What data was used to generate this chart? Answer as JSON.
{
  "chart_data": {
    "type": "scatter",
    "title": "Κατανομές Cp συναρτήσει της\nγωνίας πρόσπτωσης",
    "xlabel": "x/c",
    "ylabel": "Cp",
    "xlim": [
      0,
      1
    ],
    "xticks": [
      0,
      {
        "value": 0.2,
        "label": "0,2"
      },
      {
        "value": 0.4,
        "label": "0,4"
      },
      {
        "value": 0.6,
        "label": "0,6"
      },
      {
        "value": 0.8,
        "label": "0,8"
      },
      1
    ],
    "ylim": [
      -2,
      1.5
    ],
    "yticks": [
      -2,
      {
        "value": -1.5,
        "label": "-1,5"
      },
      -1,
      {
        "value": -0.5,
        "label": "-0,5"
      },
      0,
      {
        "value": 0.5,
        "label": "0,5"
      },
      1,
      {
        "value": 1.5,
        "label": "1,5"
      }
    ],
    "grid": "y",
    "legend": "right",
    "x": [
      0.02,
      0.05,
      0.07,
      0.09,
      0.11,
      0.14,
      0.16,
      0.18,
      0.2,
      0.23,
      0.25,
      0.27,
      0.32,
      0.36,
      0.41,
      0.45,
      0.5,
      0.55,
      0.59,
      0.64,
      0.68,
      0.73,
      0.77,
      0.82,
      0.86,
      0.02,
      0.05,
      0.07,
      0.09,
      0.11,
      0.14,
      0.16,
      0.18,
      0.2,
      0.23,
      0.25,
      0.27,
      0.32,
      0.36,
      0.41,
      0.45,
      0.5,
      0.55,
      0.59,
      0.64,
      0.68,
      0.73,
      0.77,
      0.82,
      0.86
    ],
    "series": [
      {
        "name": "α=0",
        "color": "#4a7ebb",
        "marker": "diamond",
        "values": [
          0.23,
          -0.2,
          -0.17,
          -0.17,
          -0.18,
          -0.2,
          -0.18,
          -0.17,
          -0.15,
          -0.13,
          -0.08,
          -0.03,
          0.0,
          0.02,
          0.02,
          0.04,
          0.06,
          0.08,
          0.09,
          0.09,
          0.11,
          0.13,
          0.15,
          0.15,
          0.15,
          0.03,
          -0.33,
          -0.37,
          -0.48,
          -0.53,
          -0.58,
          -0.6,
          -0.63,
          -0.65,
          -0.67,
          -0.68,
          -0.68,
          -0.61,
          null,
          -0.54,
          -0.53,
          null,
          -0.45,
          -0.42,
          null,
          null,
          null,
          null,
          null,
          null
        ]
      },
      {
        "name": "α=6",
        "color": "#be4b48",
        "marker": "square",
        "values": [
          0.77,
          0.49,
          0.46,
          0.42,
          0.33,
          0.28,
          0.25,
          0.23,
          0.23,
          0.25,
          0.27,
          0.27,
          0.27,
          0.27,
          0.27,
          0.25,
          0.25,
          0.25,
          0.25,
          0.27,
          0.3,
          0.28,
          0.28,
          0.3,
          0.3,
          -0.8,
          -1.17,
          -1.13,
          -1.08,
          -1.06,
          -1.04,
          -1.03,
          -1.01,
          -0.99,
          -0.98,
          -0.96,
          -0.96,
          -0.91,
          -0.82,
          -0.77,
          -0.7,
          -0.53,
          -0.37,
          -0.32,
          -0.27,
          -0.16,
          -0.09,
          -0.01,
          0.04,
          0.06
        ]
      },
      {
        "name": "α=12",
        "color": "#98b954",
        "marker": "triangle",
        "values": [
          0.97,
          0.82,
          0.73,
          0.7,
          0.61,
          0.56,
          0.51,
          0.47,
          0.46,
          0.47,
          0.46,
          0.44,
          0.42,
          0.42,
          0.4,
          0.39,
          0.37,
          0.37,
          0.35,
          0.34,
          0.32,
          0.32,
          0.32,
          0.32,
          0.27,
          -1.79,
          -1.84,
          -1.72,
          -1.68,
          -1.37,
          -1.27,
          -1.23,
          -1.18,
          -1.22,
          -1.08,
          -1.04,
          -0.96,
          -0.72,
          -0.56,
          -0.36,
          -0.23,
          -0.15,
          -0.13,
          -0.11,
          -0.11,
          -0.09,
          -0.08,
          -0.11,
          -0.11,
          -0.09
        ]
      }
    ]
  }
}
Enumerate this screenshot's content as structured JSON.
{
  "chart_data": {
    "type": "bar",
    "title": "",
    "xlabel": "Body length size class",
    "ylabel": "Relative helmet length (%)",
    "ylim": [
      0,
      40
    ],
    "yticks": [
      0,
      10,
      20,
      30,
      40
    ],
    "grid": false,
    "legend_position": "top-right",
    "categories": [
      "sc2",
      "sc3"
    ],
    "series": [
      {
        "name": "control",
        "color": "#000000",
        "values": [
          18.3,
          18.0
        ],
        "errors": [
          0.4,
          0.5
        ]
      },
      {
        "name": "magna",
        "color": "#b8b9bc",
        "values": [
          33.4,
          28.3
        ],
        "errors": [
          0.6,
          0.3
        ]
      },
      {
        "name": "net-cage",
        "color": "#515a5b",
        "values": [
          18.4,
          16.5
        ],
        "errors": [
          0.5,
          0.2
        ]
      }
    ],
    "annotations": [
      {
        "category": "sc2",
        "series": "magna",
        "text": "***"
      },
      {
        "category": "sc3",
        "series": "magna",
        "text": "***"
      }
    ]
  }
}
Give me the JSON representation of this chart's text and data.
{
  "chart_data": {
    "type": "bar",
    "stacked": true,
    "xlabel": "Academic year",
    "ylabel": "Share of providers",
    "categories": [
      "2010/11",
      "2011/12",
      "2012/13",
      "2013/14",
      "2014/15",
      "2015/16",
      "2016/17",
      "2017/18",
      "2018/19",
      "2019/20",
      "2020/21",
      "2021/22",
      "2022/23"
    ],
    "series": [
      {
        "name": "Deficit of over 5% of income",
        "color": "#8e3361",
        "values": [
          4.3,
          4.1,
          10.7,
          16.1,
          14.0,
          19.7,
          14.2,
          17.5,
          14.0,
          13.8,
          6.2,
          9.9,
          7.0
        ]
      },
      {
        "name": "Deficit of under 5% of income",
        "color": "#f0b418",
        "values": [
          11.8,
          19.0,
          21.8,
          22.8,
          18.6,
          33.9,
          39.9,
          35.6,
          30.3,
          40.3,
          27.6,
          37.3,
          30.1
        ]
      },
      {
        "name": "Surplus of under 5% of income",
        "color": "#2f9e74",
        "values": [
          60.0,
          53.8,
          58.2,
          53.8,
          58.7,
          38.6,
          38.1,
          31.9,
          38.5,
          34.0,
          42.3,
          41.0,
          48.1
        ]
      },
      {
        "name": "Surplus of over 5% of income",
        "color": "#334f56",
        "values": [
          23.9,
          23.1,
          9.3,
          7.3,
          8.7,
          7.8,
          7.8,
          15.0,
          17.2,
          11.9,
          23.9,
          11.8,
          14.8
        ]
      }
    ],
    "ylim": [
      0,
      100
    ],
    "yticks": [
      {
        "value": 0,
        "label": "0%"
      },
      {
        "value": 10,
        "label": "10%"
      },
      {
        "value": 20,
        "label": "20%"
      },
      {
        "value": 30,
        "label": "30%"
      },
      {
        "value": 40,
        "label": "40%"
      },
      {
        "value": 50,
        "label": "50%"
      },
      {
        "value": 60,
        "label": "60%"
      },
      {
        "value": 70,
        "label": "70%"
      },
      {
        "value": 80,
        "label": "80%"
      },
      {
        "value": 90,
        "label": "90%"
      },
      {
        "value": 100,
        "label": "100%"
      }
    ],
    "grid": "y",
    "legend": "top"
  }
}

→ **What the task requires**: Copy every line in the listing above where the string "Surplus" turns up.

→ **Finished answer**:
        "name": "Surplus of under 5% of income",
        "name": "Surplus of over 5% of income",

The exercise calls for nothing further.